§ TASK BRIEF:
Omit images. Retype all entries verbatim.

§ PROVIDED MATERIAL:
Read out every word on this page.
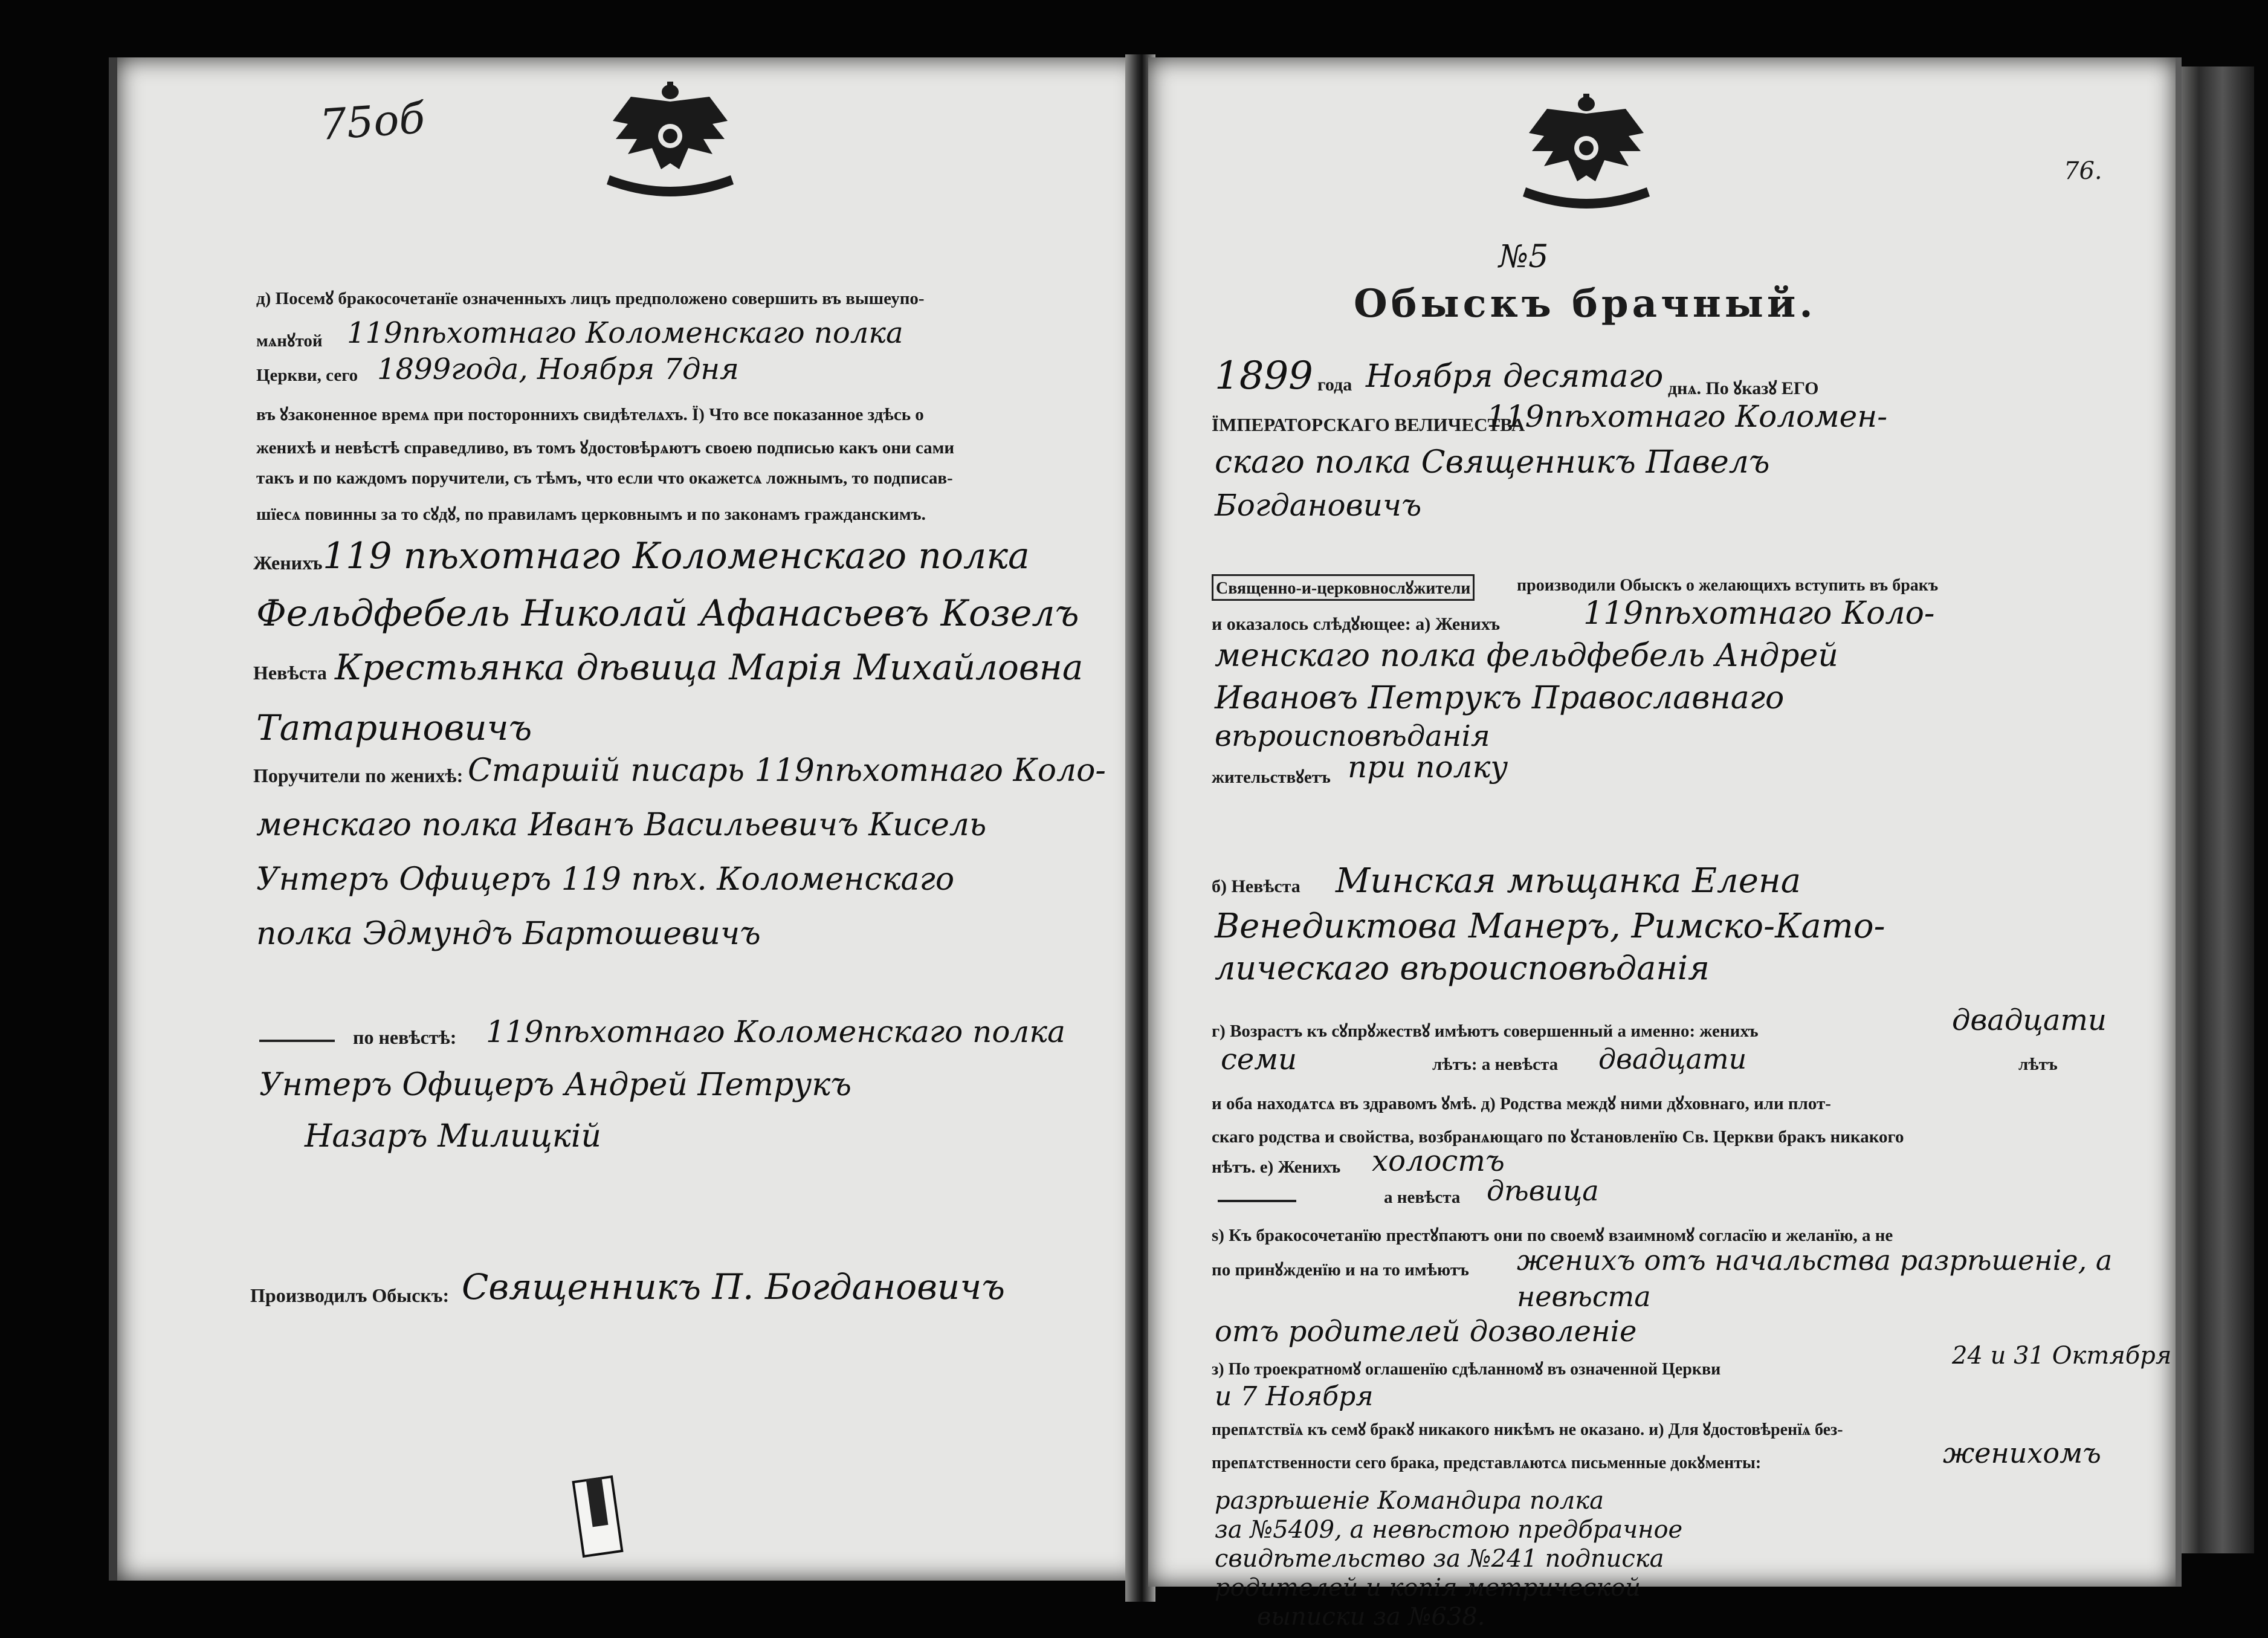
75об
д) Посемꙋ бракосочетанїе означенныхъ лицъ предположено совершить въ вышеупо-
мѧнꙋтой 119пѣхотнаго Коломенскаго полка
Церкви, сего 1899года, Ноября 7дня
въ ꙋзаконенное времѧ при постороннихъ свидѣтелѧхъ. Ї) Что все показанное здѣсь о
женихѣ и невѣстѣ справедливо, въ томъ ꙋдостовѣрѧютъ своею подписью какъ они сами
такъ и по каждомъ поручители, съ тѣмъ, что если что окажетсѧ ложнымъ, то подписав-
шїесѧ повинны за то сꙋдꙋ, по правиламъ церковнымъ и по законамъ гражданскимъ.
Женихъ 119 пѣхотнаго Коломенскаго полка
Фельдфебель Николай Афанасьевъ Козелъ
Невѣста Крестьянка дѣвица Марія Михайловна
Татариновичъ
Поручители по женихѣ: Старшій писарь 119пѣхотнаго Коло-
менскаго полка Иванъ Васильевичъ Кисель
Унтеръ Офицеръ 119 пѣх. Коломенскаго
полка Эдмундъ Бартошевичъ
по невѣстѣ: 119пѣхотнаго Коломенскаго полка
Унтеръ Офицеръ Андрей Петрукъ
Назаръ Милицкій
Производилъ Обыскъ: Священникъ П. Богдановичъ
76.
№5
Обыскъ брачный.
1899 года Ноября десятаго днѧ. По ꙋказꙋ ЕГО
ЇМПЕРАТОРСКАГО ВЕЛИЧЕСТВА
119пѣхотнаго Коломен-
скаго полка Священникъ Павелъ
Богдановичъ
Священно-и-церковнослꙋжители	производили Обыскъ о желающихъ вступить въ бракъ
и оказалось слѣдꙋющее: а) Женихъ	119пѣхотнаго Коло-
менскаго полка фельдфебель Андрей
Ивановъ Петрукъ Православнаго
вѣроисповѣданія
жительствꙋетъ при полку
б) Невѣста Минская мѣщанка Елена
Венедиктова Манеръ, Римско-Като-
лическаго вѣроисповѣданія
г) Возрастъ къ сꙋпрꙋжествꙋ имѣютъ совершенный а именно: женихъ	двадцати
семи	лѣтъ: а невѣста двадцати	лѣтъ
и оба находѧтсѧ въ здравомъ ꙋмѣ. д) Родства междꙋ ними дꙋховнаго, или плот-
скаго родства и свойства, возбранѧющаго по ꙋстановленїю Св. Церкви бракъ никакого
нѣтъ. е) Женихъ холостъ
а невѣста дѣвица
ѕ) Къ бракосочетанїю престꙋпаютъ они по своемꙋ взаимномꙋ согласїю и желанїю, а не
по принꙋжденїю и на то имѣютъ женихъ отъ начальства разрѣшеніе, а невѣста
отъ родителей дозволеніе
з) По троекратномꙋ оглашенїю сдѣланномꙋ въ означенной Церкви	24 и 31 Октября
и 7 Ноября
препѧтствїѧ къ семꙋ бракꙋ никакого никѣмъ не оказано. и) Для ꙋдостовѣренїѧ без-
препѧтственности сего брака, представлѧютсѧ письменные докꙋменты:	женихомъ
разрѣшеніе Командира полка
за №5409, а невѣстою предбрачное
свидѣтельство за №241 подписка
родителей и копія метрической
выписки за №638.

§ TASK RESULT:
Read out every word on this page.
75об
д) Посемꙋ бракосочетанїе означенныхъ лицъ предположено совершить въ вышеупо-
мѧнꙋтой 119пѣхотнаго Коломенскаго полка
Церкви, сего 1899года, Ноября 7дня
въ ꙋзаконенное времѧ при постороннихъ свидѣтелѧхъ. Ї) Что все показанное здѣсь о
женихѣ и невѣстѣ справедливо, въ томъ ꙋдостовѣрѧютъ своею подписью какъ они сами
такъ и по каждомъ поручители, съ тѣмъ, что если что окажетсѧ ложнымъ, то подписав-
шїесѧ повинны за то сꙋдꙋ, по правиламъ церковнымъ и по законамъ гражданскимъ.
Женихъ 119 пѣхотнаго Коломенскаго полка
Фельдфебель Николай Афанасьевъ Козелъ
Невѣста Крестьянка дѣвица Марія Михайловна
Татариновичъ
Поручители по женихѣ: Старшій писарь 119пѣхотнаго Коло-
менскаго полка Иванъ Васильевичъ Кисель
Унтеръ Офицеръ 119 пѣх. Коломенскаго
полка Эдмундъ Бартошевичъ
по невѣстѣ: 119пѣхотнаго Коломенскаго полка
Унтеръ Офицеръ Андрей Петрукъ
Назаръ Милицкій
Производилъ Обыскъ: Священникъ П. Богдановичъ
76.
№5
Обыскъ брачный.
1899 года Ноября десятаго днѧ. По ꙋказꙋ ЕГО
ЇМПЕРАТОРСКАГО ВЕЛИЧЕСТВА
119пѣхотнаго Коломен-
скаго полка Священникъ Павелъ
Богдановичъ
Священно-и-церковнослꙋжители	производили Обыскъ о желающихъ вступить въ бракъ
и оказалось слѣдꙋющее: а) Женихъ	119пѣхотнаго Коло-
менскаго полка фельдфебель Андрей
Ивановъ Петрукъ Православнаго
вѣроисповѣданія
жительствꙋетъ при полку
б) Невѣста Минская мѣщанка Елена
Венедиктова Манеръ, Римско-Като-
лическаго вѣроисповѣданія
г) Возрастъ къ сꙋпрꙋжествꙋ имѣютъ совершенный а именно: женихъ	двадцати
семи	лѣтъ: а невѣста двадцати	лѣтъ
и оба находѧтсѧ въ здравомъ ꙋмѣ. д) Родства междꙋ ними дꙋховнаго, или плот-
скаго родства и свойства, возбранѧющаго по ꙋстановленїю Св. Церкви бракъ никакого
нѣтъ. е) Женихъ холостъ
а невѣста дѣвица
ѕ) Къ бракосочетанїю престꙋпаютъ они по своемꙋ взаимномꙋ согласїю и желанїю, а не
по принꙋжденїю и на то имѣютъ женихъ отъ начальства разрѣшеніе, а невѣста
отъ родителей дозволеніе
з) По троекратномꙋ оглашенїю сдѣланномꙋ въ означенной Церкви	24 и 31 Октября
и 7 Ноября
препѧтствїѧ къ семꙋ бракꙋ никакого никѣмъ не оказано. и) Для ꙋдостовѣренїѧ без-
препѧтственности сего брака, представлѧютсѧ письменные докꙋменты:	женихомъ
разрѣшеніе Командира полка
за №5409, а невѣстою предбрачное
свидѣтельство за №241 подписка
родителей и копія метрической
выписки за №638.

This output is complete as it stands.